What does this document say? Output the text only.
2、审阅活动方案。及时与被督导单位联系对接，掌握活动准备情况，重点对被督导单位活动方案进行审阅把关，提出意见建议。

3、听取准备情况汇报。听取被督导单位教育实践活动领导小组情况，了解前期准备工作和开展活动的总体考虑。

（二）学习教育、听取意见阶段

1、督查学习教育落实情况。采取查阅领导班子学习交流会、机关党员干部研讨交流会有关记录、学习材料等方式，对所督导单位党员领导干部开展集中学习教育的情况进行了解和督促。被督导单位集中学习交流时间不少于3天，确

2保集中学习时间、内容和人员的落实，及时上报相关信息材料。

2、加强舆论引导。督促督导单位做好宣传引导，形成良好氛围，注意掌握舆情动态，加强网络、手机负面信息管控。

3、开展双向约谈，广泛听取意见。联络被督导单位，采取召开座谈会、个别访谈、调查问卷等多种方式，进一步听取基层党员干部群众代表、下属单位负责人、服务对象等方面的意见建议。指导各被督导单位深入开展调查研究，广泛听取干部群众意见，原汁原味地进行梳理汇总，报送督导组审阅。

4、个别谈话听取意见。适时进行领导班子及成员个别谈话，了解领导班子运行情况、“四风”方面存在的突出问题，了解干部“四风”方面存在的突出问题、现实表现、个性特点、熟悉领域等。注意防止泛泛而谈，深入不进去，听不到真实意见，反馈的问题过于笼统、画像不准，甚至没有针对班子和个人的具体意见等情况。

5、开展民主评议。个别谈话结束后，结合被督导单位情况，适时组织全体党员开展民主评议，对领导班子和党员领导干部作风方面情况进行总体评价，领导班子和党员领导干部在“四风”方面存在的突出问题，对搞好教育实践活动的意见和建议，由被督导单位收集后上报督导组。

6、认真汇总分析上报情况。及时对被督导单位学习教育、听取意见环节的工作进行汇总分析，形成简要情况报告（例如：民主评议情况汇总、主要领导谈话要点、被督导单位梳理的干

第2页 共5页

--

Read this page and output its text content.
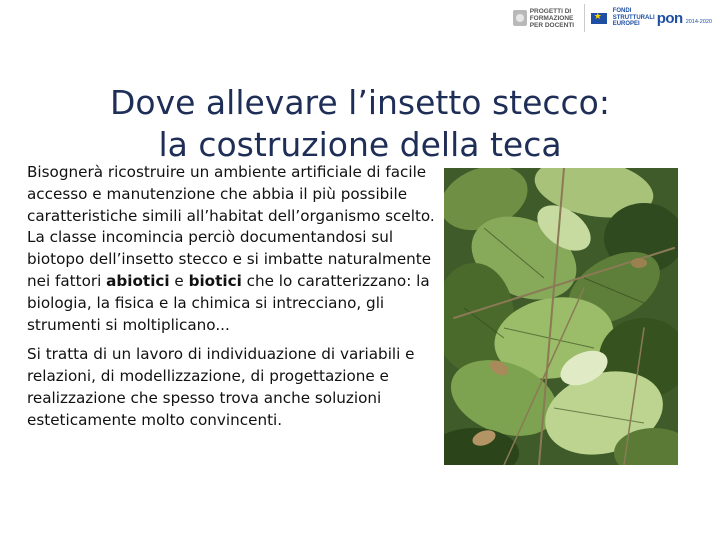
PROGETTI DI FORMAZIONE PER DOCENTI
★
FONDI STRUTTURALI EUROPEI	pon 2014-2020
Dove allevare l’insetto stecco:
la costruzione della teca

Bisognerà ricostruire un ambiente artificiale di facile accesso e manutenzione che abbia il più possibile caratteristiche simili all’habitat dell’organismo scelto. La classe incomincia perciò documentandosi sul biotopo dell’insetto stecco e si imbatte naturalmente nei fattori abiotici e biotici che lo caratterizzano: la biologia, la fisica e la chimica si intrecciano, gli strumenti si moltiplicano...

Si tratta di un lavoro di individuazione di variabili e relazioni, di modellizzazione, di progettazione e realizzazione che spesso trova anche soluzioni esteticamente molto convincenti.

* **SHORT EXERCISE**
Give the number of lines in the records that contain the string "insetto", with no other output.

* **RESPONSE TO THIS EXERCISE**
2